◆ EXCERPTED TEXT
>> begin

There’s apparently not much of a media infrastructure left (there’s a mention of the NYT being decimated) and yet there still seems to be a load of big name journalists roaming around but to what end? Are these photos getting published anywhere?

This is a civil war in America. It’s not the end of the world. The NYT might be out but for the most part it seems like most services are functional (WiFi, gas stations, bars and hotels).

Plus a lot of the other journalists we meet are foreign journalists. Just like Lee was talking about reporting on foreign wars and hoping it would be a message to her home, these foreign journalists are reporting on the Civil War in America to the BBC or Hong Kong media.


quote:


A character is wounded but no-one thinks to provide them with first aid, and I'm sure that's something experienced warzone journalists would have training in.

While the climactic battle on the streets of DC looks great (as do all the other action sequences), the final storming of the White House appears to consist of one tank and a couple of Humvees, with just one squad of soldiers (plus about an equal number of journalists) going inside to find the President. There's also hardly anybody defending it either. This squad is searching for the Pres but don't first try the obvious location of the underground bunker, though seeing as he's hanging out in the Oval Office I guess they didn't need to. I suppose all this could be down to budgetary reasons, but still



Tactical Realism wasn't the point of the movie.

Magic Hate Ball
May 6, 2007

ha ha ha!
you've already paid for this
I thought this was pretty good. Very tight, very entertaining, and very nicely shot. The most interesting element is simply seeing a bombed-out American landscape. North Americans are so accustomed to the visual language of modern war being about exploding slums raining impoverished middle-Easterners onto crowded bazaars and whatnot so it's kind of a novel shock to see our sprawling drive-through-mall culture get the same treatment (very Walking Dead).

>> end

◆ PROBLEMS TO SOLVE
[A] Copy the film discussion beginning at the words "Tactical Realism wasn't" and stopping after "(very Walking Dead).", switching "bombed-out" to "war-torn".
[B] Keep the film discussion going from its last sentence.

(Element and region data)
>> begin

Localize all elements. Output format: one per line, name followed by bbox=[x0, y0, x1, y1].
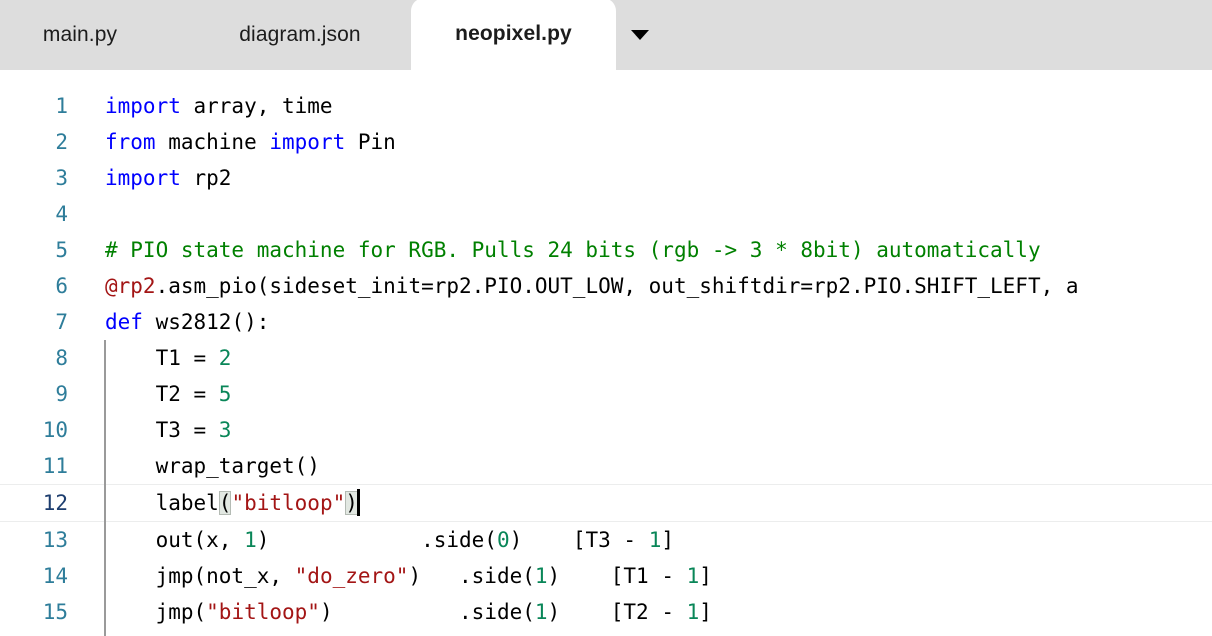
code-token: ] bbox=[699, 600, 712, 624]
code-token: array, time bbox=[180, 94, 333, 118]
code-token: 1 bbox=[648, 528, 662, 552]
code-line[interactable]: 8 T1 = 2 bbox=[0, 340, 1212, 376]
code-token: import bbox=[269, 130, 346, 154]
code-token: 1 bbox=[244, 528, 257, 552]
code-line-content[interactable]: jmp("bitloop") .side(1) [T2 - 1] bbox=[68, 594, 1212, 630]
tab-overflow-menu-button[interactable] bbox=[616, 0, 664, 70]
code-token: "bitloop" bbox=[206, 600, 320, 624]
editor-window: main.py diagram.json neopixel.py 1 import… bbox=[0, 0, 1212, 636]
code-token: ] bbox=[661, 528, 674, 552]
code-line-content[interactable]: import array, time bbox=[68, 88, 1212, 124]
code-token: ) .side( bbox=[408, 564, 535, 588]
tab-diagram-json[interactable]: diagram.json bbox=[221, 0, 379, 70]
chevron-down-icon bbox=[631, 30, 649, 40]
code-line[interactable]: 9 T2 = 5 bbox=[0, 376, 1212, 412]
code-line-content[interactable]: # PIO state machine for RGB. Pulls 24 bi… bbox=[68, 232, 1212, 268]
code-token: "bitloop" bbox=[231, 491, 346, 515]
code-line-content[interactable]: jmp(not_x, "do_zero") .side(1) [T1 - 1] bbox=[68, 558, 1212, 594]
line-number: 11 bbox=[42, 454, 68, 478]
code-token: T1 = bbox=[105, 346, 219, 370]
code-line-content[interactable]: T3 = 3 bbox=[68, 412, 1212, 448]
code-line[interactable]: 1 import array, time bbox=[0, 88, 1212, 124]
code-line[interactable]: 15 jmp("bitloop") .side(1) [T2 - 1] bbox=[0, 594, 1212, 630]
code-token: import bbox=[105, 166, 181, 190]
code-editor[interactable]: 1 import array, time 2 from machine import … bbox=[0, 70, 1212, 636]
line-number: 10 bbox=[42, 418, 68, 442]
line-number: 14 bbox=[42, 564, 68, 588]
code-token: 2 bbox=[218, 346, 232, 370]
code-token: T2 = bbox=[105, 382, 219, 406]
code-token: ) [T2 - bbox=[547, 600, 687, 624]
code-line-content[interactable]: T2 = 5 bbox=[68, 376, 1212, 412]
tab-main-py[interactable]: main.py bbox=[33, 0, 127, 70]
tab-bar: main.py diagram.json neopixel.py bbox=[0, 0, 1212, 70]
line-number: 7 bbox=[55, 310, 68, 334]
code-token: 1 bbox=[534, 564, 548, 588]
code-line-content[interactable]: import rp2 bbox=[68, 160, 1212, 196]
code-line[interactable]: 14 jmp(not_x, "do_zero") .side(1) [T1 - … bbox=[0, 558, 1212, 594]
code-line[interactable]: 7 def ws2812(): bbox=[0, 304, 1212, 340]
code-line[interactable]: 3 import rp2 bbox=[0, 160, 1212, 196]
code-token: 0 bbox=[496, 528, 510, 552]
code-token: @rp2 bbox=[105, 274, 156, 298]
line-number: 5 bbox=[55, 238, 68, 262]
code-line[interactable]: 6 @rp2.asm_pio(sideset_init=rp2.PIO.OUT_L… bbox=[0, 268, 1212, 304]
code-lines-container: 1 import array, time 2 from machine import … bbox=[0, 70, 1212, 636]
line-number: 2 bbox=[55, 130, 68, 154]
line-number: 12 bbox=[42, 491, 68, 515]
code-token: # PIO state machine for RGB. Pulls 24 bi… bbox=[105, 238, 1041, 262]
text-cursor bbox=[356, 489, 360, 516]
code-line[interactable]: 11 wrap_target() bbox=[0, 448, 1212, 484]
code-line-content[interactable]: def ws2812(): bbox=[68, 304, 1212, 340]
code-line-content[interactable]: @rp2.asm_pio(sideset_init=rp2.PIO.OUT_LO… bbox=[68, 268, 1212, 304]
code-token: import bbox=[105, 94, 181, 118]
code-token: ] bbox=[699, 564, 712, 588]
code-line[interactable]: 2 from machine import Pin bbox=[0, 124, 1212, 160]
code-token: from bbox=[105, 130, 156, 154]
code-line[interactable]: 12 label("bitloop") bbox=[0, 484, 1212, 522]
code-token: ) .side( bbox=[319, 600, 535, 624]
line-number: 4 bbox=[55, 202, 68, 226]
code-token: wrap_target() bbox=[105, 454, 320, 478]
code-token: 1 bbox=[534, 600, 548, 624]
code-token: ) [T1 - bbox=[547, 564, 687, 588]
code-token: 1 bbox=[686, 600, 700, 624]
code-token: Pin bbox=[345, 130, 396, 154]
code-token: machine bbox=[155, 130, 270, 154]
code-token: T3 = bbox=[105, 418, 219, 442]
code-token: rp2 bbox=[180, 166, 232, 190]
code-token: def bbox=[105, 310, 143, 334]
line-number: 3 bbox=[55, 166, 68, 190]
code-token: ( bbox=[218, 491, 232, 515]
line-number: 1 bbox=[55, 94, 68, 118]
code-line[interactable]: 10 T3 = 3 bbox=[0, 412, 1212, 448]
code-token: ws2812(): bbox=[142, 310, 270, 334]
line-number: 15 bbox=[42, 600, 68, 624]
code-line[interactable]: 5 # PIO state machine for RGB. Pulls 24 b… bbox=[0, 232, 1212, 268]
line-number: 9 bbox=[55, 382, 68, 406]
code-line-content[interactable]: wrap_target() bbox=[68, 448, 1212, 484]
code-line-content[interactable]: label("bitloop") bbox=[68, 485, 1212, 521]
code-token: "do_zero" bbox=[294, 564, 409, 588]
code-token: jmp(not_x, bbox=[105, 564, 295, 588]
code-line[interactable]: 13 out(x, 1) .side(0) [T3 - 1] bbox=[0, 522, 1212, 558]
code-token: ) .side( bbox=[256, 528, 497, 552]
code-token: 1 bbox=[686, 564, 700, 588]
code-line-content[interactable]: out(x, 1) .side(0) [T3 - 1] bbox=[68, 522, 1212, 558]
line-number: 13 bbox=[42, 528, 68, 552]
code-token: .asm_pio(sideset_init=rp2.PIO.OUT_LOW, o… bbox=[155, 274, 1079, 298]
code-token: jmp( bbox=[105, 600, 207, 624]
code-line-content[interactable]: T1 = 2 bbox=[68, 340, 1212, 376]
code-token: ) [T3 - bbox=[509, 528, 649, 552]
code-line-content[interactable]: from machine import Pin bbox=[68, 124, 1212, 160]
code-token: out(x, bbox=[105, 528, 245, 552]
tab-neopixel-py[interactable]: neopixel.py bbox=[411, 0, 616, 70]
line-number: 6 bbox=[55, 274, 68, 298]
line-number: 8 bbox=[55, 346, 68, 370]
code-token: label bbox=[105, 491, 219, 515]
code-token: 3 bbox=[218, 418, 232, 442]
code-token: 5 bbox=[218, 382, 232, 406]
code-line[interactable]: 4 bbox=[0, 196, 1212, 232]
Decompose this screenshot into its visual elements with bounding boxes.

>> end

◆ SET OF ANSWERS
[A]
Tactical Realism wasn't the point of the movie.

Magic Hate Ball
May 6, 2007

ha ha ha!
you've already paid for this
I thought this was pretty good. Very tight, very entertaining, and very nicely shot. The most interesting element is simply seeing a war-torn American landscape. North Americans are so accustomed to the visual language of modern war being about exploding slums raining impoverished middle-Easterners onto crowded bazaars and whatnot so it's kind of a novel shock to see our sprawling drive-through-mall culture get the same treatment (very Walking Dead).

[B]
As an anti-war film, it's pretty striking, and even feels like a criticism of centrism. The main throughline hammers down on the typical theme of "it's not personal until it's personal", but it works as a hook for a series of road movie skits, though I wouldn't have minded even just another ten minutes of runtime to round out some of those scenes. I also kind of think that it works directly against Garland's dumbass quote about left and right not being a moral issue, because Civil War is all about how the personal is unavoidably political (and vice versa) and that pretending otherwise is akin to delusion. It's all fun and games to take totally rad pictures of people's heads blowing up until the head that's blowing up belongs to someone you care about.

It's at its best when it's embracing the surreal vibes "it CAN happen here!" element (Sturgill Simpson crooning "it's all a dream...it's all a dream..." over Wagner Moura screaming silently in agony was particularly good). As a story about ethics in photojournalism it's fine but pretty simplistic, it really feels like Garland just wanted to make his own Last of Us movie and uses journalism as a handy hook. Mostly it's just nice seeing a movie that gets in and gets out and has consistent momentum. It's dynamic and entertaining and that's all I ask for from a regional apocalypse.

Garland's weenie-rear end centrist comments hang around the neck of this movie like a millstone, though.

Pinterest Mom
Jun 9, 2009

https://twitter.com/nytimes/status/1778581810772894036

Comstar
Apr 20, 2007

Are you happy now?
The Antifa massacre was told so you can’t work out if it’s Antifa killing people or the people of Antifa got killed.

Garland would have been strict orders not to be able to claim one side of the other caused the war because that would be bad for making money for the movie.


Not that there’s anything wrong with that. I would like to see the Ken Burns 24 part documentary about the war though.

veni veni veni
Jun 5, 2005


I won't be seeing it until Saturday, so I can't post any real takes on it, but it seems weird to me that a few people have called it cowardly for not aligning itself with a specific ideology. Kind of seems like the entire point of the movie. Also if it was just doomer "oooh look what the republicans are gonna do to us" poo poo it would be so weak. Like a lefty version of a Kirk Cameron movie. Ditching ideology to focus on the division itself frankly seems kind of ballsy to me, because it's bound to make a lot of people uncomfortable and pander to no one.

Anyways, Alex Garland is one of the loving GOATs and I can't wait to see it this weekend.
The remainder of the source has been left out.